Stored items:
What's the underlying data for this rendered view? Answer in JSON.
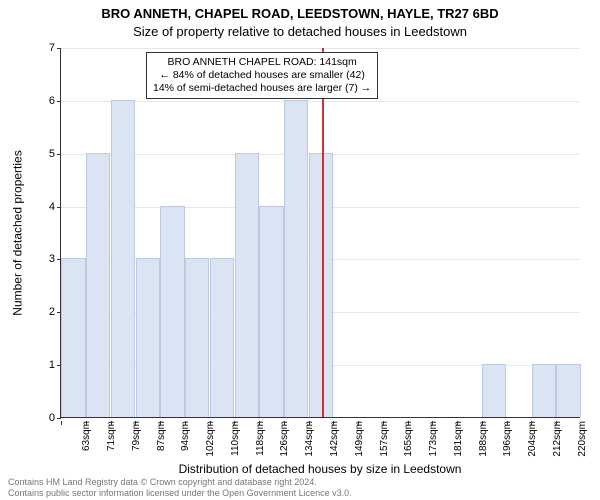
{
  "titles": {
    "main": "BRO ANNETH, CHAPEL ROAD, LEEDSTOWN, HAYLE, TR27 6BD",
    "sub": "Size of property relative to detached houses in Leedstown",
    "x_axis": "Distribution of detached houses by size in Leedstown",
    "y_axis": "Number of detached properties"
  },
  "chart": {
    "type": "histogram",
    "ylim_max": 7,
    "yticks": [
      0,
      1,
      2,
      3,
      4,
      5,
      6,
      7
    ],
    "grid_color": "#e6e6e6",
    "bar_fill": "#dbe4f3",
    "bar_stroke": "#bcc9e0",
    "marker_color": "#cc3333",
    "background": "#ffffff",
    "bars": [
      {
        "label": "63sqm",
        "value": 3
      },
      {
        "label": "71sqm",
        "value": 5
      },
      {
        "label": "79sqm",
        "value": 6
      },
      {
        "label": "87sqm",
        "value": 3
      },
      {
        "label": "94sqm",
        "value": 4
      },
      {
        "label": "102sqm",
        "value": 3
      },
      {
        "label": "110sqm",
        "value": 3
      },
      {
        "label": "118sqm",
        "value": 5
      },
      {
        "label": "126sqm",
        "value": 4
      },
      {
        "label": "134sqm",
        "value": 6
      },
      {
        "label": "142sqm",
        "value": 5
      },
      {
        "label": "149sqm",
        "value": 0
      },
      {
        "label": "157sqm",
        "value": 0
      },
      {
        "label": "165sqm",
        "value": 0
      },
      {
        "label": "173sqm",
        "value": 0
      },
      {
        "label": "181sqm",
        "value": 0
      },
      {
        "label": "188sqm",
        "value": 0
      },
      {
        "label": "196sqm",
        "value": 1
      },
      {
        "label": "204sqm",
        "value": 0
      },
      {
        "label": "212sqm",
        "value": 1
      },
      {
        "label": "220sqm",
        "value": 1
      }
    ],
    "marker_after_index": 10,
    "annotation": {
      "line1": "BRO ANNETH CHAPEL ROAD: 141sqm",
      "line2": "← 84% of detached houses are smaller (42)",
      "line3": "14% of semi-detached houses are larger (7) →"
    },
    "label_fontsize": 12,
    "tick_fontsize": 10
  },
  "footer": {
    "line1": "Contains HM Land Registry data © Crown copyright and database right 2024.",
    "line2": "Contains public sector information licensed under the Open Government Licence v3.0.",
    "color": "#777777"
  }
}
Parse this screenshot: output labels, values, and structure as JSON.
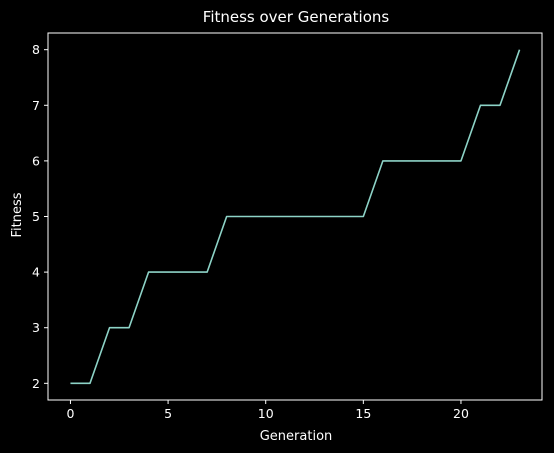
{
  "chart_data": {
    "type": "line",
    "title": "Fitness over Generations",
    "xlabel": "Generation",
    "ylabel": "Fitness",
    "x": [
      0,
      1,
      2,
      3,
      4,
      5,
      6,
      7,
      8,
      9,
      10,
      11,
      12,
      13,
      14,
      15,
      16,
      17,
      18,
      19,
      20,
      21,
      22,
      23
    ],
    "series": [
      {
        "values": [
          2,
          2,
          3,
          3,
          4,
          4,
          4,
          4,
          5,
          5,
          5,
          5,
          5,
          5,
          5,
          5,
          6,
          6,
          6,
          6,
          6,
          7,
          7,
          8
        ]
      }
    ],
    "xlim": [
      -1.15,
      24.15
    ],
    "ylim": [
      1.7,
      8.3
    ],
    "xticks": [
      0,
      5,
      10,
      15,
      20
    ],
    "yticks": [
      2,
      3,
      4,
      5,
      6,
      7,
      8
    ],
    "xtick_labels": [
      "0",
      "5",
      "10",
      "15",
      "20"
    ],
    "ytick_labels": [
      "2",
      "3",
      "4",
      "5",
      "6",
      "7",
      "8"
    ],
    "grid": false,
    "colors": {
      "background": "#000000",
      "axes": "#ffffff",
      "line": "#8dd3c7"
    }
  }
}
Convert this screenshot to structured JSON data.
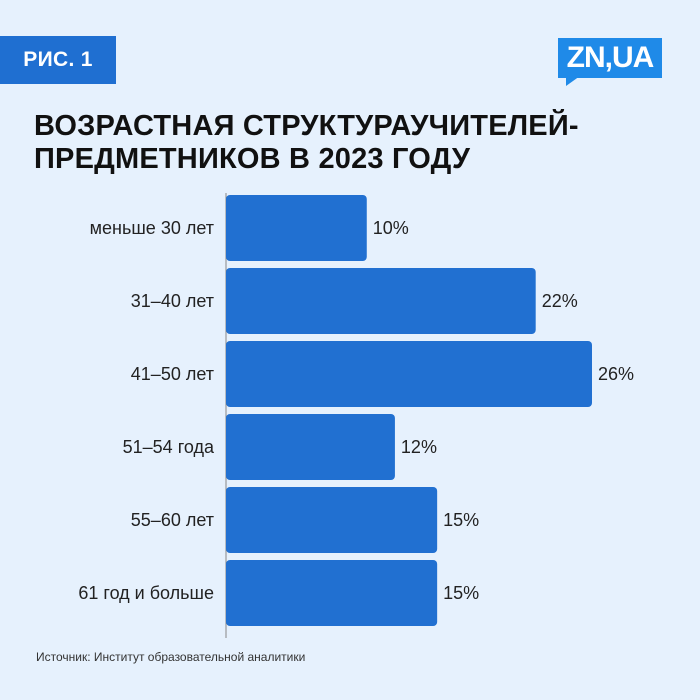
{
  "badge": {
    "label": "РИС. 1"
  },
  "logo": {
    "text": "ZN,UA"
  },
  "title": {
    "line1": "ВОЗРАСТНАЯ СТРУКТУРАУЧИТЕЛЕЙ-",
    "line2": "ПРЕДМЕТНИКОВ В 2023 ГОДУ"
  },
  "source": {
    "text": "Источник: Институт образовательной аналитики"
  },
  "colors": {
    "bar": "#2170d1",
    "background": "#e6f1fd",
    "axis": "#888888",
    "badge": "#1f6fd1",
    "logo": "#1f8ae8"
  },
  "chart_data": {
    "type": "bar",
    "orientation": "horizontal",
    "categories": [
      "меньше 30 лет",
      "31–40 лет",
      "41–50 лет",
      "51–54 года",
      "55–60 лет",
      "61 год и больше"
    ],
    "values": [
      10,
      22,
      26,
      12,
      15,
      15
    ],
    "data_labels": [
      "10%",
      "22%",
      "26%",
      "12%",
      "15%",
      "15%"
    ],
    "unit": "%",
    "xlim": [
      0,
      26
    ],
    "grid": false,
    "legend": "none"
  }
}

▶ **Request**
Retype the whole listing, keeping every line identical and omitting all pictures.

▶ **The reply**
What's the underlying data for this rendered view? Answer in JSON.
{
  "titles": {
    "main": "BRO ANNETH, CHAPEL ROAD, LEEDSTOWN, HAYLE, TR27 6BD",
    "sub": "Size of property relative to detached houses in Leedstown",
    "x_axis": "Distribution of detached houses by size in Leedstown",
    "y_axis": "Number of detached properties"
  },
  "chart": {
    "type": "histogram",
    "ylim_max": 7,
    "yticks": [
      0,
      1,
      2,
      3,
      4,
      5,
      6,
      7
    ],
    "grid_color": "#e6e6e6",
    "bar_fill": "#dbe4f3",
    "bar_stroke": "#bcc9e0",
    "marker_color": "#cc3333",
    "background": "#ffffff",
    "bars": [
      {
        "label": "63sqm",
        "value": 3
      },
      {
        "label": "71sqm",
        "value": 5
      },
      {
        "label": "79sqm",
        "value": 6
      },
      {
        "label": "87sqm",
        "value": 3
      },
      {
        "label": "94sqm",
        "value": 4
      },
      {
        "label": "102sqm",
        "value": 3
      },
      {
        "label": "110sqm",
        "value": 3
      },
      {
        "label": "118sqm",
        "value": 5
      },
      {
        "label": "126sqm",
        "value": 4
      },
      {
        "label": "134sqm",
        "value": 6
      },
      {
        "label": "142sqm",
        "value": 5
      },
      {
        "label": "149sqm",
        "value": 0
      },
      {
        "label": "157sqm",
        "value": 0
      },
      {
        "label": "165sqm",
        "value": 0
      },
      {
        "label": "173sqm",
        "value": 0
      },
      {
        "label": "181sqm",
        "value": 0
      },
      {
        "label": "188sqm",
        "value": 0
      },
      {
        "label": "196sqm",
        "value": 1
      },
      {
        "label": "204sqm",
        "value": 0
      },
      {
        "label": "212sqm",
        "value": 1
      },
      {
        "label": "220sqm",
        "value": 1
      }
    ],
    "marker_after_index": 10,
    "annotation": {
      "line1": "BRO ANNETH CHAPEL ROAD: 141sqm",
      "line2": "← 84% of detached houses are smaller (42)",
      "line3": "14% of semi-detached houses are larger (7) →"
    },
    "label_fontsize": 12,
    "tick_fontsize": 10
  },
  "footer": {
    "line1": "Contains HM Land Registry data © Crown copyright and database right 2024.",
    "line2": "Contains public sector information licensed under the Open Government Licence v3.0.",
    "color": "#777777"
  }
}
Parse this screenshot: output labels, values, and structure as JSON.
{
  "chart_data": {
    "type": "line",
    "title": "Fitness over Generations",
    "xlabel": "Generation",
    "ylabel": "Fitness",
    "x": [
      0,
      1,
      2,
      3,
      4,
      5,
      6,
      7,
      8,
      9,
      10,
      11,
      12,
      13,
      14,
      15,
      16,
      17,
      18,
      19,
      20,
      21,
      22,
      23
    ],
    "series": [
      {
        "values": [
          2,
          2,
          3,
          3,
          4,
          4,
          4,
          4,
          5,
          5,
          5,
          5,
          5,
          5,
          5,
          5,
          6,
          6,
          6,
          6,
          6,
          7,
          7,
          8
        ]
      }
    ],
    "xlim": [
      -1.15,
      24.15
    ],
    "ylim": [
      1.7,
      8.3
    ],
    "xticks": [
      0,
      5,
      10,
      15,
      20
    ],
    "yticks": [
      2,
      3,
      4,
      5,
      6,
      7,
      8
    ],
    "xtick_labels": [
      "0",
      "5",
      "10",
      "15",
      "20"
    ],
    "ytick_labels": [
      "2",
      "3",
      "4",
      "5",
      "6",
      "7",
      "8"
    ],
    "grid": false,
    "colors": {
      "background": "#000000",
      "axes": "#ffffff",
      "line": "#8dd3c7"
    }
  }
}
Convert this screenshot to structured JSON data.
{
  "badge": {
    "label": "РИС. 1"
  },
  "logo": {
    "text": "ZN,UA"
  },
  "title": {
    "line1": "ВОЗРАСТНАЯ СТРУКТУРАУЧИТЕЛЕЙ-",
    "line2": "ПРЕДМЕТНИКОВ В 2023 ГОДУ"
  },
  "source": {
    "text": "Источник: Институт образовательной аналитики"
  },
  "colors": {
    "bar": "#2170d1",
    "background": "#e6f1fd",
    "axis": "#888888",
    "badge": "#1f6fd1",
    "logo": "#1f8ae8"
  },
  "chart_data": {
    "type": "bar",
    "orientation": "horizontal",
    "categories": [
      "меньше 30 лет",
      "31–40 лет",
      "41–50 лет",
      "51–54 года",
      "55–60 лет",
      "61 год и больше"
    ],
    "values": [
      10,
      22,
      26,
      12,
      15,
      15
    ],
    "data_labels": [
      "10%",
      "22%",
      "26%",
      "12%",
      "15%",
      "15%"
    ],
    "unit": "%",
    "xlim": [
      0,
      26
    ],
    "grid": false,
    "legend": "none"
  }
}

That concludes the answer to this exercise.